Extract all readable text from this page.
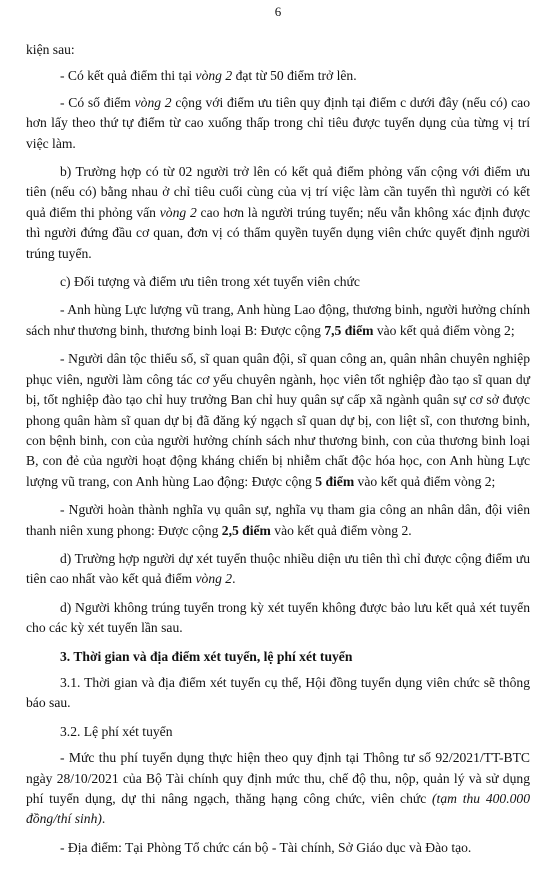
6

kiện sau:

- Có kết quả điểm thi tại vòng 2 đạt từ 50 điểm trở lên.

- Có số điểm vòng 2 cộng với điểm ưu tiên quy định tại điểm c dưới đây (nếu có) cao hơn lấy theo thứ tự điểm từ cao xuống thấp trong chỉ tiêu được tuyển dụng của từng vị trí việc làm.

b) Trường hợp có từ 02 người trở lên có kết quả điểm phỏng vấn cộng với điểm ưu tiên (nếu có) bằng nhau ở chỉ tiêu cuối cùng của vị trí việc làm cần tuyển thì người có kết quả điểm thi phỏng vấn vòng 2 cao hơn là người trúng tuyển; nếu vẫn không xác định được thì người đứng đầu cơ quan, đơn vị có thẩm quyền tuyển dụng viên chức quyết định người trúng tuyển.

c) Đối tượng và điểm ưu tiên trong xét tuyển viên chức

- Anh hùng Lực lượng vũ trang, Anh hùng Lao động, thương binh, người hưởng chính sách như thương binh, thương binh loại B: Được cộng 7,5 điểm vào kết quả điểm vòng 2;

- Người dân tộc thiểu số, sĩ quan quân đội, sĩ quan công an, quân nhân chuyên nghiệp phục viên, người làm công tác cơ yếu chuyên ngành, học viên tốt nghiệp đào tạo sĩ quan dự bị, tốt nghiệp đào tạo chỉ huy trưởng Ban chỉ huy quân sự cấp xã ngành quân sự cơ sở được phong quân hàm sĩ quan dự bị đã đăng ký ngạch sĩ quan dự bị, con liệt sĩ, con thương binh, con bệnh binh, con của người hưởng chính sách như thương binh, con của thương binh loại B, con đẻ của người hoạt động kháng chiến bị nhiễm chất độc hóa học, con Anh hùng Lực lượng vũ trang, con Anh hùng Lao động: Được cộng 5 điểm vào kết quả điểm vòng 2;

- Người hoàn thành nghĩa vụ quân sự, nghĩa vụ tham gia công an nhân dân, đội viên thanh niên xung phong: Được cộng 2,5 điểm vào kết quả điểm vòng 2.

d) Trường hợp người dự xét tuyển thuộc nhiều diện ưu tiên thì chỉ được cộng điểm ưu tiên cao nhất vào kết quả điểm vòng 2.

d) Người không trúng tuyển trong kỳ xét tuyển không được bảo lưu kết quả xét tuyển cho các kỳ xét tuyển lần sau.

3. Thời gian và địa điểm xét tuyển, lệ phí xét tuyển

3.1. Thời gian và địa điểm xét tuyển cụ thể, Hội đồng tuyển dụng viên chức sẽ thông báo sau.

3.2. Lệ phí xét tuyển

- Mức thu phí tuyển dụng thực hiện theo quy định tại Thông tư số 92/2021/TT-BTC ngày 28/10/2021 của Bộ Tài chính quy định mức thu, chế độ thu, nộp, quản lý và sử dụng phí tuyển dụng, dự thi nâng ngạch, thăng hạng công chức, viên chức (tạm thu 400.000 đồng/thí sinh).

- Địa điểm: Tại Phòng Tổ chức cán bộ - Tài chính, Sở Giáo dục và Đào tạo.
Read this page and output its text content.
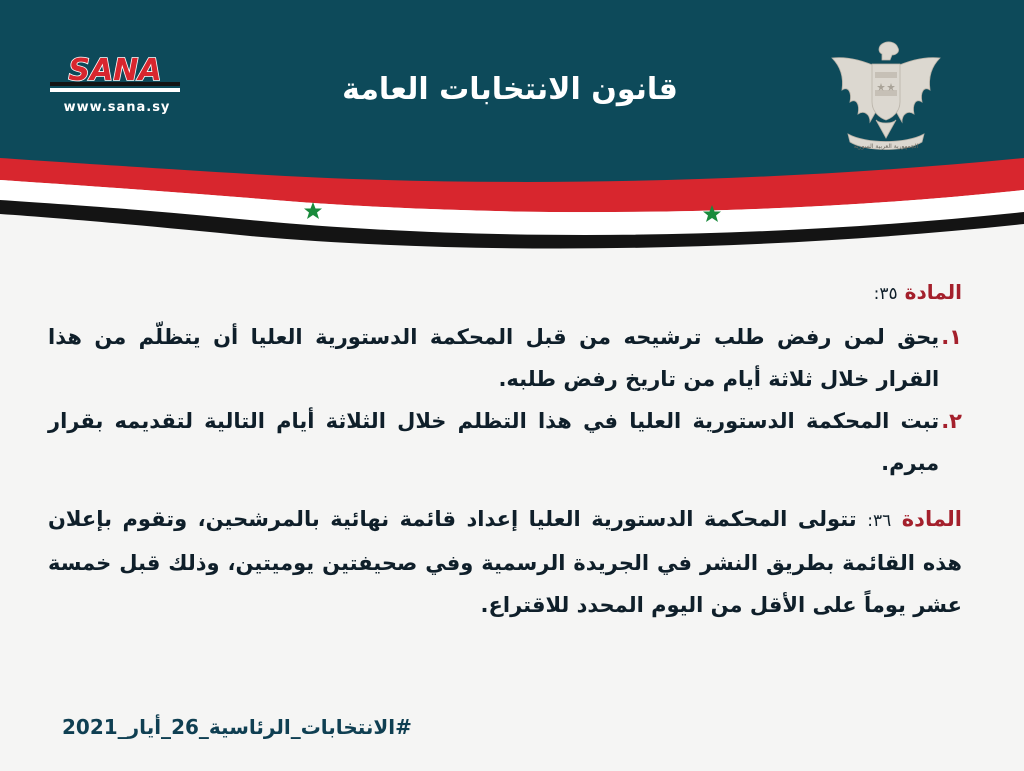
SANA
www.sana.sy
قانون الانتخابات العامة
الجمهورية العربية السورية
المادة ٣٥:
١.
يحق لمن رفض طلب ترشيحه من قبل المحكمة الدستورية العليا أن يتظلّم من هذا القرار خلال ثلاثة أيام من تاريخ رفض طلبه.
٢.
تبت المحكمة الدستورية العليا في هذا التظلم خلال الثلاثة أيام التالية لتقديمه بقرار مبرم.
المادة ٣٦: تتولى المحكمة الدستورية العليا إعداد قائمة نهائية بالمرشحين، وتقوم بإعلان هذه القائمة بطريق النشر في الجريدة الرسمية وفي صحيفتين يوميتين، وذلك قبل خمسة عشر يوماً على الأقل من اليوم المحدد للاقتراع.
#الانتخابات_الرئاسية_26_أيار_2021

WRITTEN INSTRUCTION
Omit the pictures. Transcribe every record exactly.

RESULT OF THE TASK
Extract all readable text from this page.
6

kiện sau:

- Có kết quả điểm thi tại vòng 2 đạt từ 50 điểm trở lên.

- Có số điểm vòng 2 cộng với điểm ưu tiên quy định tại điểm c dưới đây (nếu có) cao hơn lấy theo thứ tự điểm từ cao xuống thấp trong chỉ tiêu được tuyển dụng của từng vị trí việc làm.

b) Trường hợp có từ 02 người trở lên có kết quả điểm phỏng vấn cộng với điểm ưu tiên (nếu có) bằng nhau ở chỉ tiêu cuối cùng của vị trí việc làm cần tuyển thì người có kết quả điểm thi phỏng vấn vòng 2 cao hơn là người trúng tuyển; nếu vẫn không xác định được thì người đứng đầu cơ quan, đơn vị có thẩm quyền tuyển dụng viên chức quyết định người trúng tuyển.

c) Đối tượng và điểm ưu tiên trong xét tuyển viên chức

- Anh hùng Lực lượng vũ trang, Anh hùng Lao động, thương binh, người hưởng chính sách như thương binh, thương binh loại B: Được cộng 7,5 điểm vào kết quả điểm vòng 2;

- Người dân tộc thiểu số, sĩ quan quân đội, sĩ quan công an, quân nhân chuyên nghiệp phục viên, người làm công tác cơ yếu chuyên ngành, học viên tốt nghiệp đào tạo sĩ quan dự bị, tốt nghiệp đào tạo chỉ huy trưởng Ban chỉ huy quân sự cấp xã ngành quân sự cơ sở được phong quân hàm sĩ quan dự bị đã đăng ký ngạch sĩ quan dự bị, con liệt sĩ, con thương binh, con bệnh binh, con của người hưởng chính sách như thương binh, con của thương binh loại B, con đẻ của người hoạt động kháng chiến bị nhiễm chất độc hóa học, con Anh hùng Lực lượng vũ trang, con Anh hùng Lao động: Được cộng 5 điểm vào kết quả điểm vòng 2;

- Người hoàn thành nghĩa vụ quân sự, nghĩa vụ tham gia công an nhân dân, đội viên thanh niên xung phong: Được cộng 2,5 điểm vào kết quả điểm vòng 2.

d) Trường hợp người dự xét tuyển thuộc nhiều diện ưu tiên thì chỉ được cộng điểm ưu tiên cao nhất vào kết quả điểm vòng 2.

d) Người không trúng tuyển trong kỳ xét tuyển không được bảo lưu kết quả xét tuyển cho các kỳ xét tuyển lần sau.

3. Thời gian và địa điểm xét tuyển, lệ phí xét tuyển

3.1. Thời gian và địa điểm xét tuyển cụ thể, Hội đồng tuyển dụng viên chức sẽ thông báo sau.

3.2. Lệ phí xét tuyển

- Mức thu phí tuyển dụng thực hiện theo quy định tại Thông tư số 92/2021/TT-BTC ngày 28/10/2021 của Bộ Tài chính quy định mức thu, chế độ thu, nộp, quản lý và sử dụng phí tuyển dụng, dự thi nâng ngạch, thăng hạng công chức, viên chức (tạm thu 400.000 đồng/thí sinh).

- Địa điểm: Tại Phòng Tổ chức cán bộ - Tài chính, Sở Giáo dục và Đào tạo.
Read this page and output its text content.
SANA
www.sana.sy
قانون الانتخابات العامة
الجمهورية العربية السورية
المادة ٣٥:
١.
يحق لمن رفض طلب ترشيحه من قبل المحكمة الدستورية العليا أن يتظلّم من هذا القرار خلال ثلاثة أيام من تاريخ رفض طلبه.
٢.
تبت المحكمة الدستورية العليا في هذا التظلم خلال الثلاثة أيام التالية لتقديمه بقرار مبرم.
المادة ٣٦: تتولى المحكمة الدستورية العليا إعداد قائمة نهائية بالمرشحين، وتقوم بإعلان هذه القائمة بطريق النشر في الجريدة الرسمية وفي صحيفتين يوميتين، وذلك قبل خمسة عشر يوماً على الأقل من اليوم المحدد للاقتراع.
#الانتخابات_الرئاسية_26_أيار_2021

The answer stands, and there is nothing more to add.